What to produce. Copy all lines below exactly as written. Leave pictures out.

═════ Items

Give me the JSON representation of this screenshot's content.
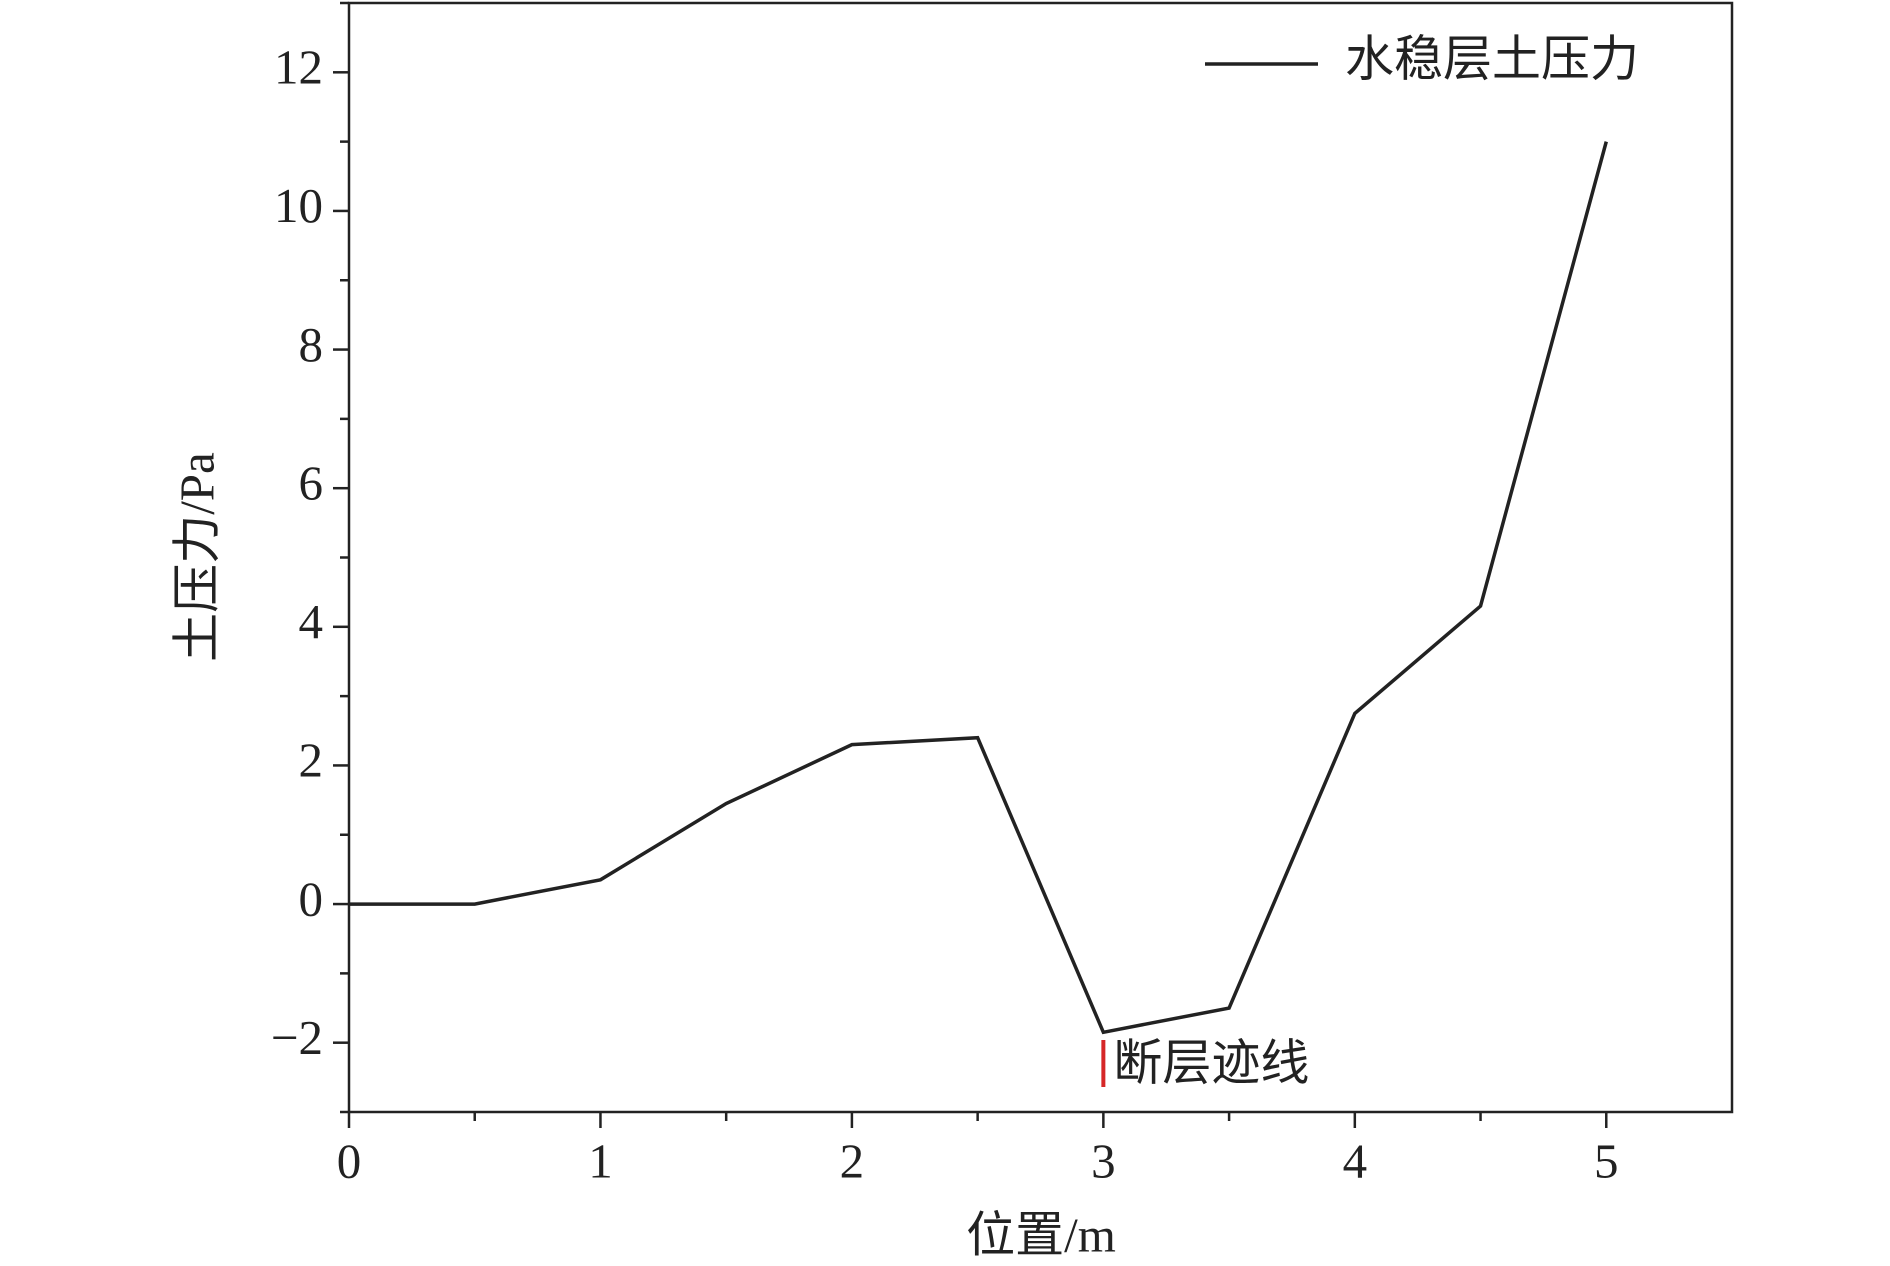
{
  "chart_data": {
    "type": "line",
    "x_label": "位置/m",
    "y_label": "土压力/Pa",
    "x": [
      0,
      0.5,
      1,
      1.5,
      2,
      2.5,
      3,
      3.5,
      4,
      4.5,
      5
    ],
    "series": [
      {
        "name": "水稳层土压力",
        "color": "#222222",
        "values": [
          0,
          0,
          0.35,
          1.45,
          2.3,
          2.4,
          -1.85,
          -1.5,
          2.75,
          4.3,
          11
        ]
      }
    ],
    "xlim": [
      0,
      5.5
    ],
    "ylim": [
      -3,
      13
    ],
    "xticks": [
      0,
      1,
      2,
      3,
      4,
      5
    ],
    "yticks": [
      {
        "value": -2,
        "label": "−2"
      },
      0,
      2,
      4,
      6,
      8,
      10,
      12
    ],
    "xminorticks": [
      0.5,
      1.5,
      2.5,
      3.5,
      4.5
    ],
    "yminorticks": [
      -3,
      -1,
      1,
      3,
      5,
      7,
      9,
      11,
      13
    ],
    "legend": "upper right",
    "annotations": [
      {
        "text": "断层迹线",
        "x": 3,
        "color": "#d62728"
      }
    ]
  }
}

══════════

Response for this exercise.
Give me the JSON representation of this screenshot's content.
{
  "chart_data": {
    "type": "line",
    "x_label": "位置/m",
    "y_label": "土压力/Pa",
    "x": [
      0,
      0.5,
      1,
      1.5,
      2,
      2.5,
      3,
      3.5,
      4,
      4.5,
      5
    ],
    "series": [
      {
        "name": "水稳层土压力",
        "color": "#222222",
        "values": [
          0,
          0,
          0.35,
          1.45,
          2.3,
          2.4,
          -1.85,
          -1.5,
          2.75,
          4.3,
          11
        ]
      }
    ],
    "xlim": [
      0,
      5.5
    ],
    "ylim": [
      -3,
      13
    ],
    "xticks": [
      0,
      1,
      2,
      3,
      4,
      5
    ],
    "yticks": [
      {
        "value": -2,
        "label": "−2"
      },
      0,
      2,
      4,
      6,
      8,
      10,
      12
    ],
    "xminorticks": [
      0.5,
      1.5,
      2.5,
      3.5,
      4.5
    ],
    "yminorticks": [
      -3,
      -1,
      1,
      3,
      5,
      7,
      9,
      11,
      13
    ],
    "legend": "upper right",
    "annotations": [
      {
        "text": "断层迹线",
        "x": 3,
        "color": "#d62728"
      }
    ]
  }
}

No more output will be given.